*INSTRUCTION*
Can you restate the records below word for word?

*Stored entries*

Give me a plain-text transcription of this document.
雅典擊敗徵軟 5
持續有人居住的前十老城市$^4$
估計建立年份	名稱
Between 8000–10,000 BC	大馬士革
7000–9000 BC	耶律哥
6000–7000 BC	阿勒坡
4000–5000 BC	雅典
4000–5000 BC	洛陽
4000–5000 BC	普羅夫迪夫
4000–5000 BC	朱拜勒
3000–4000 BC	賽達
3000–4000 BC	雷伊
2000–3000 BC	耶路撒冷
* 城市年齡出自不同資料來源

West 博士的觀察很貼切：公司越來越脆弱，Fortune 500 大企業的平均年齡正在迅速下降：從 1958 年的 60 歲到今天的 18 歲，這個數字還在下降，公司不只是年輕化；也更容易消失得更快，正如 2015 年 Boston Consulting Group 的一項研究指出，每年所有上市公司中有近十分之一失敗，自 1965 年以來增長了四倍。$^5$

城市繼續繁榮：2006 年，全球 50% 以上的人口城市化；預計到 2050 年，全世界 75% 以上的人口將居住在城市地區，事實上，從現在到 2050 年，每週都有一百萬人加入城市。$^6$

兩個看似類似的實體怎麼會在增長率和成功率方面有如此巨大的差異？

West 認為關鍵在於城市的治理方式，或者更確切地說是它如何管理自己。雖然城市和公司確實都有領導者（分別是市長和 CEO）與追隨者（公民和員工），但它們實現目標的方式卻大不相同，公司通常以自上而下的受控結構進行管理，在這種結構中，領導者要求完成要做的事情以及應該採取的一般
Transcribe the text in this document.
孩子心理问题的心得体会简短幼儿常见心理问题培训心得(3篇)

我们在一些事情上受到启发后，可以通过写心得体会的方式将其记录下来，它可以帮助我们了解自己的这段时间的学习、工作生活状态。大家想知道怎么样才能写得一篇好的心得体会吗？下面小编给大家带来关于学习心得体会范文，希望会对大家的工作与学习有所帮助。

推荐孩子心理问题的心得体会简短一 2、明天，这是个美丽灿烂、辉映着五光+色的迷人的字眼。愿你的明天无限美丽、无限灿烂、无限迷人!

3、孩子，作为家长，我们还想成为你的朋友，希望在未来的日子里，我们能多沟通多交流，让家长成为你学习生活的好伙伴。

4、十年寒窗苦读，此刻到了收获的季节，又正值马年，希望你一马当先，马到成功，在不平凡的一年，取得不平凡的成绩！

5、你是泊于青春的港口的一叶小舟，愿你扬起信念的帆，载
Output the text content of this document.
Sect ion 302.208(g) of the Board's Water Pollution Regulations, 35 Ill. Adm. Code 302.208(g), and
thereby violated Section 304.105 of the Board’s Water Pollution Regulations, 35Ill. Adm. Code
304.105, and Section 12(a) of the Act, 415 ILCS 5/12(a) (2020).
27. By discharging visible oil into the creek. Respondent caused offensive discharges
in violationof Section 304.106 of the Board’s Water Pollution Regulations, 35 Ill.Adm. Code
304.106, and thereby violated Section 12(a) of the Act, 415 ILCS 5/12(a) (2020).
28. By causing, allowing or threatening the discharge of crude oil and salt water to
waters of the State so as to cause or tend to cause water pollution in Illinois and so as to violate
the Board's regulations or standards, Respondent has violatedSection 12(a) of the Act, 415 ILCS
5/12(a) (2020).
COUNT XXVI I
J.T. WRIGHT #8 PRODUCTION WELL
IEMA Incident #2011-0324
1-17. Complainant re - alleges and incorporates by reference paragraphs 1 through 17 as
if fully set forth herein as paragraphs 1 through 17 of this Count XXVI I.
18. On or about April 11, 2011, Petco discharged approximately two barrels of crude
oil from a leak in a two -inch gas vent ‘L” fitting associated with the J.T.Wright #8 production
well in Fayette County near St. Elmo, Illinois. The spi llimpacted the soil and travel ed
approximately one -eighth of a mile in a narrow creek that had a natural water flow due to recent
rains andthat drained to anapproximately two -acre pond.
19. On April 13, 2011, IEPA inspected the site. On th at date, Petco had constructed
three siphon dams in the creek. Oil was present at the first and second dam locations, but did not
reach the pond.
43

*FINAL RESULT*
Give me a plain-text transcription of this document.
雅典擊敗徵軟 5
持續有人居住的前十老城市$^4$
估計建立年份	名稱
Between 8000–10,000 BC	大馬士革
7000–9000 BC	耶律哥
6000–7000 BC	阿勒坡
4000–5000 BC	雅典
4000–5000 BC	洛陽
4000–5000 BC	普羅夫迪夫
4000–5000 BC	朱拜勒
3000–4000 BC	賽達
3000–4000 BC	雷伊
2000–3000 BC	耶路撒冷
* 城市年齡出自不同資料來源

West 博士的觀察很貼切：公司越來越脆弱，Fortune 500 大企業的平均年齡正在迅速下降：從 1958 年的 60 歲到今天的 18 歲，這個數字還在下降，公司不只是年輕化；也更容易消失得更快，正如 2015 年 Boston Consulting Group 的一項研究指出，每年所有上市公司中有近十分之一失敗，自 1965 年以來增長了四倍。$^5$

城市繼續繁榮：2006 年，全球 50% 以上的人口城市化；預計到 2050 年，全世界 75% 以上的人口將居住在城市地區，事實上，從現在到 2050 年，每週都有一百萬人加入城市。$^6$

兩個看似類似的實體怎麼會在增長率和成功率方面有如此巨大的差異？

West 認為關鍵在於城市的治理方式，或者更確切地說是它如何管理自己。雖然城市和公司確實都有領導者（分別是市長和 CEO）與追隨者（公民和員工），但它們實現目標的方式卻大不相同，公司通常以自上而下的受控結構進行管理，在這種結構中，領導者要求完成要做的事情以及應該採取的一般
Transcribe the text in this document.
孩子心理问题的心得体会简短幼儿常见心理问题培训心得(3篇)

我们在一些事情上受到启发后，可以通过写心得体会的方式将其记录下来，它可以帮助我们了解自己的这段时间的学习、工作生活状态。大家想知道怎么样才能写得一篇好的心得体会吗？下面小编给大家带来关于学习心得体会范文，希望会对大家的工作与学习有所帮助。

推荐孩子心理问题的心得体会简短一 2、明天，这是个美丽灿烂、辉映着五光+色的迷人的字眼。愿你的明天无限美丽、无限灿烂、无限迷人!

3、孩子，作为家长，我们还想成为你的朋友，希望在未来的日子里，我们能多沟通多交流，让家长成为你学习生活的好伙伴。

4、十年寒窗苦读，此刻到了收获的季节，又正值马年，希望你一马当先，马到成功，在不平凡的一年，取得不平凡的成绩！

5、你是泊于青春的港口的一叶小舟，愿你扬起信念的帆，载
Output the text content of this document.
Sect ion 302.208(g) of the Board's Water Pollution Regulations, 35 Ill. Adm. Code 302.208(g), and
thereby violated Section 304.105 of the Board’s Water Pollution Regulations, 35Ill. Adm. Code
304.105, and Section 12(a) of the Act, 415 ILCS 5/12(a) (2020).
27. By discharging visible oil into the creek. Respondent caused offensive discharges
in violationof Section 304.106 of the Board’s Water Pollution Regulations, 35 Ill.Adm. Code
304.106, and thereby violated Section 12(a) of the Act, 415 ILCS 5/12(a) (2020).
28. By causing, allowing or threatening the discharge of crude oil and salt water to
waters of the State so as to cause or tend to cause water pollution in Illinois and so as to violate
the Board's regulations or standards, Respondent has violatedSection 12(a) of the Act, 415 ILCS
5/12(a) (2020).
COUNT XXVI I
J.T. WRIGHT #8 PRODUCTION WELL
IEMA Incident #2011-0324
1-17. Complainant re - alleges and incorporates by reference paragraphs 1 through 17 as
if fully set forth herein as paragraphs 1 through 17 of this Count XXVI I.
18. On or about April 11, 2011, Petco discharged approximately two barrels of crude
oil from a leak in a two -inch gas vent ‘L” fitting associated with the J.T.Wright #8 production
well in Fayette County near St. Elmo, Illinois. The spi llimpacted the soil and travel ed
approximately one -eighth of a mile in a narrow creek that had a natural water flow due to recent
rains andthat drained to anapproximately two -acre pond.
19. On April 13, 2011, IEPA inspected the site. On th at date, Petco had constructed
three siphon dams in the creek. Oil was present at the first and second dam locations, but did not
reach the pond.
43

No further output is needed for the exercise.